● **STORED DATA**:
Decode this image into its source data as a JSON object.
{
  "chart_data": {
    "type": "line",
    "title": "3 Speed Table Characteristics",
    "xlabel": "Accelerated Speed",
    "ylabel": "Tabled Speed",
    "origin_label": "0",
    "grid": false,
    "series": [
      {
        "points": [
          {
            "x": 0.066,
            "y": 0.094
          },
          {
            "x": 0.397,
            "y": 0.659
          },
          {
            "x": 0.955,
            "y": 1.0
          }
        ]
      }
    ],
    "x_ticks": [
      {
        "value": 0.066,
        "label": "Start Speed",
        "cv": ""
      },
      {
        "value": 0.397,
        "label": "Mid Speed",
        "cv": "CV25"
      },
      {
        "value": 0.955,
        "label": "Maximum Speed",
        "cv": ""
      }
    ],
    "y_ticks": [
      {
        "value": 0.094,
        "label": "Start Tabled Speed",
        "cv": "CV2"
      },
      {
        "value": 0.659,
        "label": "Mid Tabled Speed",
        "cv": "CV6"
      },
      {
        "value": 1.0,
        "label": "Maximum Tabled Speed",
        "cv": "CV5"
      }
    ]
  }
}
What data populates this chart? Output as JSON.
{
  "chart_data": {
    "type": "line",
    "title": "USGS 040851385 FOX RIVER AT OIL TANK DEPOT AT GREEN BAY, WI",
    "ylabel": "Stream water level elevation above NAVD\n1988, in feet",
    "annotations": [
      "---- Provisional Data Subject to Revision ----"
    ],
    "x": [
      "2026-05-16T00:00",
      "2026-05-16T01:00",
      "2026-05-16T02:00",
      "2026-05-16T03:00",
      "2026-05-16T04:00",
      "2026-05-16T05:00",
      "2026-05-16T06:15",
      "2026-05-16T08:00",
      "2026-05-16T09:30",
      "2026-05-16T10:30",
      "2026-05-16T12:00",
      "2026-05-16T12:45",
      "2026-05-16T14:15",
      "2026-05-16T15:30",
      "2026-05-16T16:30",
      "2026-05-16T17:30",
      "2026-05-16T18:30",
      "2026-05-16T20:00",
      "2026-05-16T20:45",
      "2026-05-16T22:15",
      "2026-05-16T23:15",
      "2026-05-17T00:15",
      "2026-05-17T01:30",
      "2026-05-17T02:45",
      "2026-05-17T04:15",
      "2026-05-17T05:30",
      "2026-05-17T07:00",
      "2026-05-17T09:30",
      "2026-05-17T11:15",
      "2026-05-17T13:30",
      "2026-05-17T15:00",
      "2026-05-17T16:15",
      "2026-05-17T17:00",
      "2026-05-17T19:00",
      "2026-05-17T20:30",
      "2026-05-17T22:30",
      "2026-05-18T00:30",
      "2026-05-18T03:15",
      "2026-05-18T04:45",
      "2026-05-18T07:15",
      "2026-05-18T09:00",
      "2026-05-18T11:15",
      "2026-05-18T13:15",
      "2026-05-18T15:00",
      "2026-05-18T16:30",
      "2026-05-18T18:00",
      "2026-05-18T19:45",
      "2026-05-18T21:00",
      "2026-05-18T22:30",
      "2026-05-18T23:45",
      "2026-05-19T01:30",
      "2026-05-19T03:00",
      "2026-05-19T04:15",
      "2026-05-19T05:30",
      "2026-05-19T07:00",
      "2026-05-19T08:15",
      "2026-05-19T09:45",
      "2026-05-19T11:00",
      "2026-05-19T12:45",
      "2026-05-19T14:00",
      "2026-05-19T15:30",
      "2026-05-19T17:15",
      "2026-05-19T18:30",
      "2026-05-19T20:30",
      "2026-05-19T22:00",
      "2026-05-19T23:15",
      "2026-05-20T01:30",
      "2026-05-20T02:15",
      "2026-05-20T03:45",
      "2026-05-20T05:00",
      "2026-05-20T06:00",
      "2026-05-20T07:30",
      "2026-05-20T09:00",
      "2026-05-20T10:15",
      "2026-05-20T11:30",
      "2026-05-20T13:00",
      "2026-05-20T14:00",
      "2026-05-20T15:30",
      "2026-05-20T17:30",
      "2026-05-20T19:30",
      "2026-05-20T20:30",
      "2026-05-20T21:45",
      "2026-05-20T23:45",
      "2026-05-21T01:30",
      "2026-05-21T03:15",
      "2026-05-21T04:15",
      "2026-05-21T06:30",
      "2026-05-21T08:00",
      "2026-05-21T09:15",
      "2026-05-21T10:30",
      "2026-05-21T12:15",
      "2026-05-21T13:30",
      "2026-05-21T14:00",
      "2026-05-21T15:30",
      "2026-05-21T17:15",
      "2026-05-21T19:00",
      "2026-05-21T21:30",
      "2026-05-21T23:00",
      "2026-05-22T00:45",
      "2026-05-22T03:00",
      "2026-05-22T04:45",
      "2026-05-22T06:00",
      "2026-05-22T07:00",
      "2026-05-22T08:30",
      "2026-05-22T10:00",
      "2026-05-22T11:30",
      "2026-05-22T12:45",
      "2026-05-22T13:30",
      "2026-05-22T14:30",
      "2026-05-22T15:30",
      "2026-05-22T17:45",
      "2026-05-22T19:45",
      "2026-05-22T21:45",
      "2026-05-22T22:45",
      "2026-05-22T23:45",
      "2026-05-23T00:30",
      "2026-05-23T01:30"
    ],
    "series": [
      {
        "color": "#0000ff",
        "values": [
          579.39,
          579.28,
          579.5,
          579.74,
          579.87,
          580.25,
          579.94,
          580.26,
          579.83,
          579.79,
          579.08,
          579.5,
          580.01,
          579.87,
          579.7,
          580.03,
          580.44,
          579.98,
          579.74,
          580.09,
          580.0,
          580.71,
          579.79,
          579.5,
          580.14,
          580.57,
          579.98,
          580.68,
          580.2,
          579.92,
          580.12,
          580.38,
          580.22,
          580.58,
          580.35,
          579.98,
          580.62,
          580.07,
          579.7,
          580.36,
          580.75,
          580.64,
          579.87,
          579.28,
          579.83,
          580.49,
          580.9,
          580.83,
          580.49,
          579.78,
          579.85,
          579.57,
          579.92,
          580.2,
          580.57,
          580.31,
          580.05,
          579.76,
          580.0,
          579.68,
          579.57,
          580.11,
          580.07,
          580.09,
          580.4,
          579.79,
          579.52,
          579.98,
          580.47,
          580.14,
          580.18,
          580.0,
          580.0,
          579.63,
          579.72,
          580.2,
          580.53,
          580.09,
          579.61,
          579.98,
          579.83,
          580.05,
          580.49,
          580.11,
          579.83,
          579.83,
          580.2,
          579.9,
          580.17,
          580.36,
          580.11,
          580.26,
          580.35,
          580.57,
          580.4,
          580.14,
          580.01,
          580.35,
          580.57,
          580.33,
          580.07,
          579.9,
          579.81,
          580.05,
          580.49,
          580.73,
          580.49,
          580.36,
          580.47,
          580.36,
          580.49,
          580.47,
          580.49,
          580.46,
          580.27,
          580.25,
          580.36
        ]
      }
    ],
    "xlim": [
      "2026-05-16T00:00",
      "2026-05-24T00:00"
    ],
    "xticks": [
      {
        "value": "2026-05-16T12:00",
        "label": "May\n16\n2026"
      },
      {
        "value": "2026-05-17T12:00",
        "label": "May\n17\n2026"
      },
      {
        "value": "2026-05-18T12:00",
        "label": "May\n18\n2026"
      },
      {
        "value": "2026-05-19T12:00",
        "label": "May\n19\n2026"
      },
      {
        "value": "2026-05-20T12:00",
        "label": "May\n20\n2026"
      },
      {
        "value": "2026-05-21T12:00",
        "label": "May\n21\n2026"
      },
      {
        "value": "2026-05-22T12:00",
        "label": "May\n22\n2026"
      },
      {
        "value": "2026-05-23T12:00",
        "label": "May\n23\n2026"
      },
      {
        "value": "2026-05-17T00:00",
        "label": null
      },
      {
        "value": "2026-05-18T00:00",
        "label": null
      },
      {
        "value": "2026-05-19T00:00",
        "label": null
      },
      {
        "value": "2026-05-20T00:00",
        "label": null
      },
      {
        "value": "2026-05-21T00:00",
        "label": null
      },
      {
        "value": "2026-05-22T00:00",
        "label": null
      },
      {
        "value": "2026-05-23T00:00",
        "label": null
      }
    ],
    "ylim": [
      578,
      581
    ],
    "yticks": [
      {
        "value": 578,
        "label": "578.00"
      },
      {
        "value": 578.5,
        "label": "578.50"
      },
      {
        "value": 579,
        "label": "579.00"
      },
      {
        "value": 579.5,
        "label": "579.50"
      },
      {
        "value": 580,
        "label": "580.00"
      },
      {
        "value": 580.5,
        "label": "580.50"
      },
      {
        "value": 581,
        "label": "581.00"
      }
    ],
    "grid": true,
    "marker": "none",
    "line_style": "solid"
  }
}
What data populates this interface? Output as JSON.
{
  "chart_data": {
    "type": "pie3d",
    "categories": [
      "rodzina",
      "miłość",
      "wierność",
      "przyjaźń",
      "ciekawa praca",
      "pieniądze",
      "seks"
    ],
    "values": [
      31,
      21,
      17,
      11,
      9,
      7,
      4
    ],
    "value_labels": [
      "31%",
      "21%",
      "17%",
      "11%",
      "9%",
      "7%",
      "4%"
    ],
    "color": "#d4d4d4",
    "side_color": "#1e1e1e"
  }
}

● **WORK INSTRUCTIONS**:
Copy each line of the data above that holds "title".

● **TASK RESULT**:
    "title": "3 Speed Table Characteristics",
    "title": "USGS 040851385 FOX RIVER AT OIL TANK DEPOT AT GREEN BAY, WI",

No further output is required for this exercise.